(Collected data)
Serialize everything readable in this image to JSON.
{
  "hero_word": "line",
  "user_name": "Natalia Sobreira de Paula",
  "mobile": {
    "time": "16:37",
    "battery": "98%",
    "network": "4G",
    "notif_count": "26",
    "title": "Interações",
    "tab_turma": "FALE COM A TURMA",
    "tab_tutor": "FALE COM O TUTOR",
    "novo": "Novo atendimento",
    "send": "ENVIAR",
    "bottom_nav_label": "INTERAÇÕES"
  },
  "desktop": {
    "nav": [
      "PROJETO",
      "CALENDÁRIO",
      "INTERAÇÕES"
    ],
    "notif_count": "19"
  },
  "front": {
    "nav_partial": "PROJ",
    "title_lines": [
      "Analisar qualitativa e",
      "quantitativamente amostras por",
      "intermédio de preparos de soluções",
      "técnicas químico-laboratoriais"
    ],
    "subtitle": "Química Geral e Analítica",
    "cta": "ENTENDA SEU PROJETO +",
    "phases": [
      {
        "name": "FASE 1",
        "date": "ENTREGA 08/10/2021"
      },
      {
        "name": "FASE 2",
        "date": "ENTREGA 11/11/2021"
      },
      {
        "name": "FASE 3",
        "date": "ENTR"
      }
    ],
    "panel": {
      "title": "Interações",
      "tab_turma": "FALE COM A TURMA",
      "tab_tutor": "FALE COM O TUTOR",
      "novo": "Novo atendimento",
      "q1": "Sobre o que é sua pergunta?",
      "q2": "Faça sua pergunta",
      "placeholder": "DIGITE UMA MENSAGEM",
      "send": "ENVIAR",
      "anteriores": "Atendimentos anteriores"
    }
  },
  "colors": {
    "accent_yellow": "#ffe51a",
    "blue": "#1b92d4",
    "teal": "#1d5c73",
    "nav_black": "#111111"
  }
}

**Problem**
Reproduce every record, matching each line exactly.

**Output of the exercise**
Serialize everything readable in this image to JSON.
{
  "hero_word": "line",
  "user_name": "Natalia Sobreira de Paula",
  "mobile": {
    "time": "16:37",
    "battery": "98%",
    "network": "4G",
    "notif_count": "26",
    "title": "Interações",
    "tab_turma": "FALE COM A TURMA",
    "tab_tutor": "FALE COM O TUTOR",
    "novo": "Novo atendimento",
    "send": "ENVIAR",
    "bottom_nav_label": "INTERAÇÕES"
  },
  "desktop": {
    "nav": [
      "PROJETO",
      "CALENDÁRIO",
      "INTERAÇÕES"
    ],
    "notif_count": "19"
  },
  "front": {
    "nav_partial": "PROJ",
    "title_lines": [
      "Analisar qualitativa e",
      "quantitativamente amostras por",
      "intermédio de preparos de soluções",
      "técnicas químico-laboratoriais"
    ],
    "subtitle": "Química Geral e Analítica",
    "cta": "ENTENDA SEU PROJETO +",
    "phases": [
      {
        "name": "FASE 1",
        "date": "ENTREGA 08/10/2021"
      },
      {
        "name": "FASE 2",
        "date": "ENTREGA 11/11/2021"
      },
      {
        "name": "FASE 3",
        "date": "ENTR"
      }
    ],
    "panel": {
      "title": "Interações",
      "tab_turma": "FALE COM A TURMA",
      "tab_tutor": "FALE COM O TUTOR",
      "novo": "Novo atendimento",
      "q1": "Sobre o que é sua pergunta?",
      "q2": "Faça sua pergunta",
      "placeholder": "DIGITE UMA MENSAGEM",
      "send": "ENVIAR",
      "anteriores": "Atendimentos anteriores"
    }
  },
  "colors": {
    "accent_yellow": "#ffe51a",
    "blue": "#1b92d4",
    "teal": "#1d5c73",
    "nav_black": "#111111"
  }
}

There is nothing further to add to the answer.